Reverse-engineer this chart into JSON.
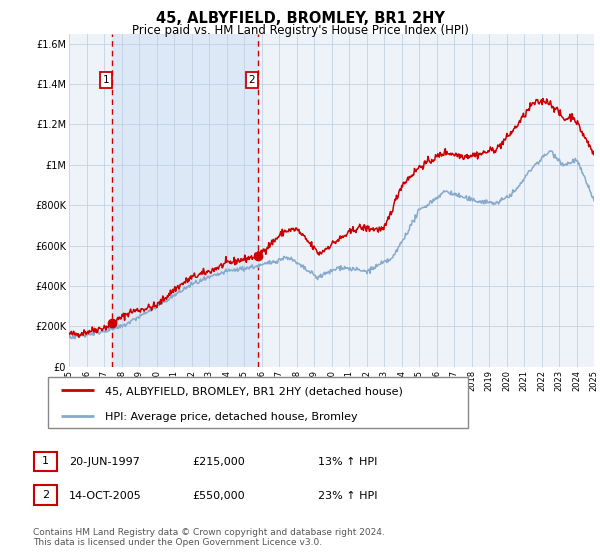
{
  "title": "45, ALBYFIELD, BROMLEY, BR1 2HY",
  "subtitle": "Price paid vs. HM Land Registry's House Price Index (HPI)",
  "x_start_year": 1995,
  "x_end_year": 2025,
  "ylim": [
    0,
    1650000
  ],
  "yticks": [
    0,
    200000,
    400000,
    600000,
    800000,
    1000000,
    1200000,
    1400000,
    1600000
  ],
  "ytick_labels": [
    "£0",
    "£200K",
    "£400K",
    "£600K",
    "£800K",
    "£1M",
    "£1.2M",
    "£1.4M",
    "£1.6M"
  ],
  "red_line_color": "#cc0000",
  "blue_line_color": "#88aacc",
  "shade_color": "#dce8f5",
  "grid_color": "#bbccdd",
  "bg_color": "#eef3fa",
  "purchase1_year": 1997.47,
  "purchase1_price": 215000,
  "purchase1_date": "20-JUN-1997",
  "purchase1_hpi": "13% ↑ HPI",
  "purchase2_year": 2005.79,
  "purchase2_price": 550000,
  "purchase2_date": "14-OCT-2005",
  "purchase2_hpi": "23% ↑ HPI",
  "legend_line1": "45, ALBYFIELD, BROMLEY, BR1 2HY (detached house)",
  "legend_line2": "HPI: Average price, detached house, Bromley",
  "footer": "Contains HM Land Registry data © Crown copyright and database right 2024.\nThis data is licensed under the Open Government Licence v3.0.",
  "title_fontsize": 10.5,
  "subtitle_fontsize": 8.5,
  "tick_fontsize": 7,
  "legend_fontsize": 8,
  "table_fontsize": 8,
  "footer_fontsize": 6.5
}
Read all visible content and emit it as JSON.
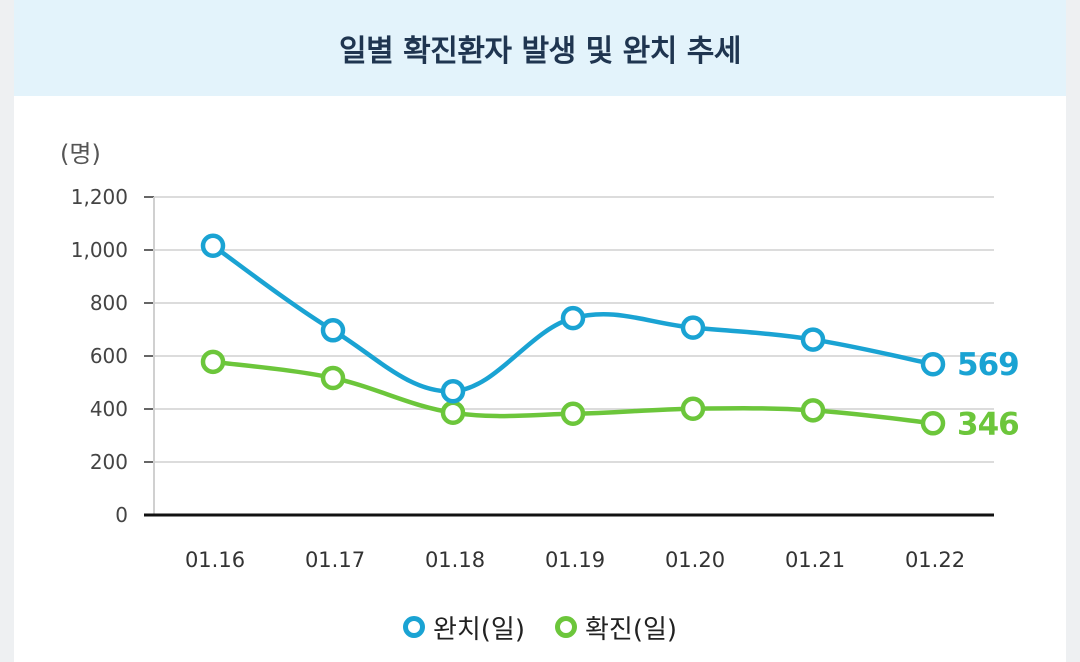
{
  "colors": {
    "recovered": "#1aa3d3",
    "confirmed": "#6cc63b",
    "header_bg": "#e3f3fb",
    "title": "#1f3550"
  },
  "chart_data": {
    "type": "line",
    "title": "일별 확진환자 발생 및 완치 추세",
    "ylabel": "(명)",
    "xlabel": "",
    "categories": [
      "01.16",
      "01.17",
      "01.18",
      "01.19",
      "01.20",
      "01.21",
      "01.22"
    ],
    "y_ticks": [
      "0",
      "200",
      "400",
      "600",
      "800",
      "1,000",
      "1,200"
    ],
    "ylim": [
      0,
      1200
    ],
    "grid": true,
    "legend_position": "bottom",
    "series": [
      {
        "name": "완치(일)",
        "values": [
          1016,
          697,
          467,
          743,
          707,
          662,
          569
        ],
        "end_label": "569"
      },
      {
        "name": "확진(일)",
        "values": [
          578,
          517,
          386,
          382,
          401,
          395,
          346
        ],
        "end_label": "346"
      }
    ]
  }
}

-*-

» What is being asked
Copy every line above in which the string "Land" shows up.

» Completed exercise
  "subtitle": "Price paid vs. HM Land Registry's House Price Index (HPI)",
  "footer": "Contains HM Land Registry data © Crown copyright and database right 2024.\nThis data is licensed under the Open Government Licence v3.0.",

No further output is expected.